WHAT TO WORK ON:
From the entries that follow, gather each line holding the word "Zoek".

Records contained in a dataset:
□ □ □

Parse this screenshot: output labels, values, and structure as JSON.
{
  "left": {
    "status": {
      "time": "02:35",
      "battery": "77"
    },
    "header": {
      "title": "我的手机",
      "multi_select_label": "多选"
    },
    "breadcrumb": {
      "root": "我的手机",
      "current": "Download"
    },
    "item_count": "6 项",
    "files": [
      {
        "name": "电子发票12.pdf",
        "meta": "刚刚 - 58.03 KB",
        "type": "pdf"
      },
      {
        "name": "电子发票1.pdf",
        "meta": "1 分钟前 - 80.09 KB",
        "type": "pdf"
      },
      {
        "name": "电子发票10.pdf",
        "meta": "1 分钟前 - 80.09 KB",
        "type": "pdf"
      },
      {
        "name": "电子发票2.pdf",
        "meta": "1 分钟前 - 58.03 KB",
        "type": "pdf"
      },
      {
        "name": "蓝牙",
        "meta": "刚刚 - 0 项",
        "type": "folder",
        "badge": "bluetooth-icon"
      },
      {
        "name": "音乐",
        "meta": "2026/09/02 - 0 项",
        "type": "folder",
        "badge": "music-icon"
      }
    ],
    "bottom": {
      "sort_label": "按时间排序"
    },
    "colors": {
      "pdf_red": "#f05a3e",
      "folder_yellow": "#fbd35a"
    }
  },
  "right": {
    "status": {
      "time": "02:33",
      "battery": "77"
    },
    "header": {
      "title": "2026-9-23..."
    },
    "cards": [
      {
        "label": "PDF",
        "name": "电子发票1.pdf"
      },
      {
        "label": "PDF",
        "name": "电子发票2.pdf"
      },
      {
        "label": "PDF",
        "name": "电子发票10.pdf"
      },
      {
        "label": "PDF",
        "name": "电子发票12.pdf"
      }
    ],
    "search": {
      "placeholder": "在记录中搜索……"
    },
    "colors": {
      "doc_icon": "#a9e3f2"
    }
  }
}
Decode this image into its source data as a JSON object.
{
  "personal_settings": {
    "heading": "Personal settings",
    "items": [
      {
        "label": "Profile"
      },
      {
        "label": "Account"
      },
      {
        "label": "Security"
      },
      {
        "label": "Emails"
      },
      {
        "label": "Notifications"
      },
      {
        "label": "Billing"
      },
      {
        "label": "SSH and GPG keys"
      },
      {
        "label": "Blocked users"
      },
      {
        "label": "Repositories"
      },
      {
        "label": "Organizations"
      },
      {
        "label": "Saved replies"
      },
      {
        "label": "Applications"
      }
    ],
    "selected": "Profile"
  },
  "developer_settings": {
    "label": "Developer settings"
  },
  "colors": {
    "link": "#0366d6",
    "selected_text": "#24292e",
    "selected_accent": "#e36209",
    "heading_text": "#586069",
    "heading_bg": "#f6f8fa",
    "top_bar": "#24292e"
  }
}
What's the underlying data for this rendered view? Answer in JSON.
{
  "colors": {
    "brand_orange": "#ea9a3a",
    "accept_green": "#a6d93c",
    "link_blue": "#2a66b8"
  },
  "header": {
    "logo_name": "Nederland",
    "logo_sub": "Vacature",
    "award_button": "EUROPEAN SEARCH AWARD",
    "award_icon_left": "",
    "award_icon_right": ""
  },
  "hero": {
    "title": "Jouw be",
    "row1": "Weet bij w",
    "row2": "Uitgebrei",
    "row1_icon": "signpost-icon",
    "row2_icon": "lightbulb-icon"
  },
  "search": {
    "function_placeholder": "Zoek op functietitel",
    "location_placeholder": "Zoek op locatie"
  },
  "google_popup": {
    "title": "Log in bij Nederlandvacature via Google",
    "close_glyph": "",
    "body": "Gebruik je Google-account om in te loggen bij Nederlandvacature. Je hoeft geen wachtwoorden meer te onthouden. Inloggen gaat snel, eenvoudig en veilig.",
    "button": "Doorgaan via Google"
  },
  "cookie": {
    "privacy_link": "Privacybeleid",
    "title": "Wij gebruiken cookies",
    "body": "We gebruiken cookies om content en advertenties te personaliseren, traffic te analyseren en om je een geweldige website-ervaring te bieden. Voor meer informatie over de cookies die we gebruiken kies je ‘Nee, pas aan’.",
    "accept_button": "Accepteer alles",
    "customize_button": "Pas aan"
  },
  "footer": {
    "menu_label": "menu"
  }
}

□ □ □

OUTPUT:
    "function_placeholder": "Zoek op functietitel",
    "location_placeholder": "Zoek op locatie"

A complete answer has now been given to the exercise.